Your task is to transcribe all of the data below exactly, omitting the images.

* * * *

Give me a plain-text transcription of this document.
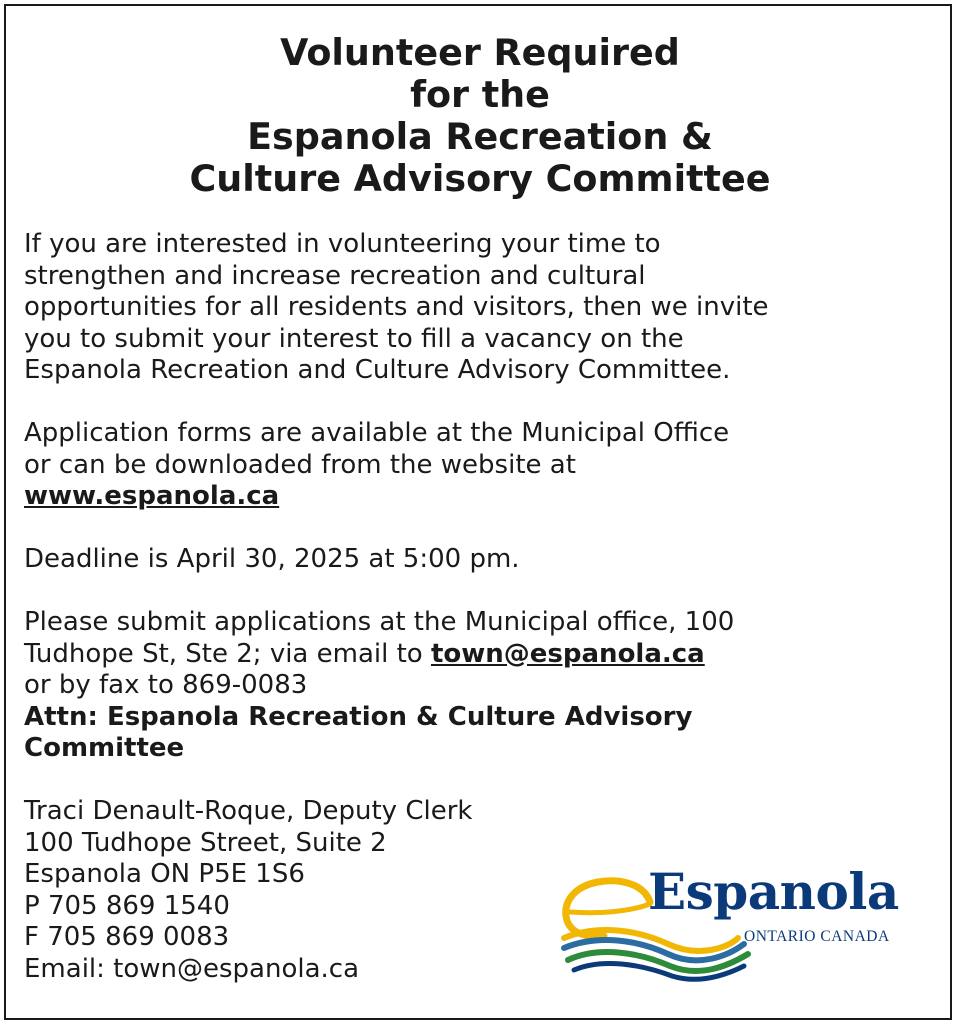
Volunteer Required
for the
Espanola Recreation &
Culture Advisory Committee

If you are interested in volunteering your time to
strengthen and increase recreation and cultural
opportunities for all residents and visitors, then we invite
you to submit your interest to fill a vacancy on the
Espanola Recreation and Culture Advisory Committee.

Application forms are available at the Municipal Office
or can be downloaded from the website at
www.espanola.ca

Deadline is April 30, 2025 at 5:00 pm.

Please submit applications at the Municipal office, 100
Tudhope St, Ste 2; via email to town@espanola.ca
or by fax to 869-0083
Attn: Espanola Recreation & Culture Advisory
Committee

Traci Denault-Roque, Deputy Clerk
100 Tudhope Street, Suite 2
Espanola ON P5E 1S6
P 705 869 1540
F 705 869 0083
Email: town@espanola.ca

Espanola
ONTARIO CANADA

* * * *

§ The output:
Give me a plain-text transcription of this document.
Volunteer Required
for the
Espanola Recreation &
Culture Advisory Committee

If you are interested in volunteering your time to
strengthen and increase recreation and cultural
opportunities for all residents and visitors, then we invite
you to submit your interest to fill a vacancy on the
Espanola Recreation and Culture Advisory Committee.

Application forms are available at the Municipal Office
or can be downloaded from the website at
www.espanola.ca

Deadline is April 30, 2025 at 5:00 pm.

Please submit applications at the Municipal office, 100
Tudhope St, Ste 2; via email to town@espanola.ca
or by fax to 869-0083
Attn: Espanola Recreation & Culture Advisory
Committee

Traci Denault-Roque, Deputy Clerk
100 Tudhope Street, Suite 2
Espanola ON P5E 1S6
P 705 869 1540
F 705 869 0083
Email: town@espanola.ca

Espanola
ONTARIO CANADA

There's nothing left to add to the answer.